**Task brief:**
Extract the complete listing and repeat it word for word.

start Listed records

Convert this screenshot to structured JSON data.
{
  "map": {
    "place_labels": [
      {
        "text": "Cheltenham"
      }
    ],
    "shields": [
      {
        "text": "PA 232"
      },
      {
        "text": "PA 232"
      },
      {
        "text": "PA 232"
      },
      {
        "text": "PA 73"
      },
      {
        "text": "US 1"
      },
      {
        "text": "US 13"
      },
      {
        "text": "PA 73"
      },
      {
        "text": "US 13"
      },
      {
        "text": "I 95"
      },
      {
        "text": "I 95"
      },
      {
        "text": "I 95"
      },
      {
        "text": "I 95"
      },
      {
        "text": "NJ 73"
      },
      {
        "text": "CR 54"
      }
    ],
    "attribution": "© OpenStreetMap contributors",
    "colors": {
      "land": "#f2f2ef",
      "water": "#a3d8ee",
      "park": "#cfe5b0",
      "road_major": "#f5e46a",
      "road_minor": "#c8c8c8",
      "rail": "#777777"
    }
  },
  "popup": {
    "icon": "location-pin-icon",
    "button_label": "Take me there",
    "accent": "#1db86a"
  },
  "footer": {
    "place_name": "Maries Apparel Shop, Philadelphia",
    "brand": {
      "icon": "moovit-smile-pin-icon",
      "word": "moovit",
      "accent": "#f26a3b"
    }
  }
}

end Listed records

**Full answer:**
Convert this screenshot to structured JSON data.
{
  "map": {
    "place_labels": [
      {
        "text": "Cheltenham"
      }
    ],
    "shields": [
      {
        "text": "PA 232"
      },
      {
        "text": "PA 232"
      },
      {
        "text": "PA 232"
      },
      {
        "text": "PA 73"
      },
      {
        "text": "US 1"
      },
      {
        "text": "US 13"
      },
      {
        "text": "PA 73"
      },
      {
        "text": "US 13"
      },
      {
        "text": "I 95"
      },
      {
        "text": "I 95"
      },
      {
        "text": "I 95"
      },
      {
        "text": "I 95"
      },
      {
        "text": "NJ 73"
      },
      {
        "text": "CR 54"
      }
    ],
    "attribution": "© OpenStreetMap contributors",
    "colors": {
      "land": "#f2f2ef",
      "water": "#a3d8ee",
      "park": "#cfe5b0",
      "road_major": "#f5e46a",
      "road_minor": "#c8c8c8",
      "rail": "#777777"
    }
  },
  "popup": {
    "icon": "location-pin-icon",
    "button_label": "Take me there",
    "accent": "#1db86a"
  },
  "footer": {
    "place_name": "Maries Apparel Shop, Philadelphia",
    "brand": {
      "icon": "moovit-smile-pin-icon",
      "word": "moovit",
      "accent": "#f26a3b"
    }
  }
}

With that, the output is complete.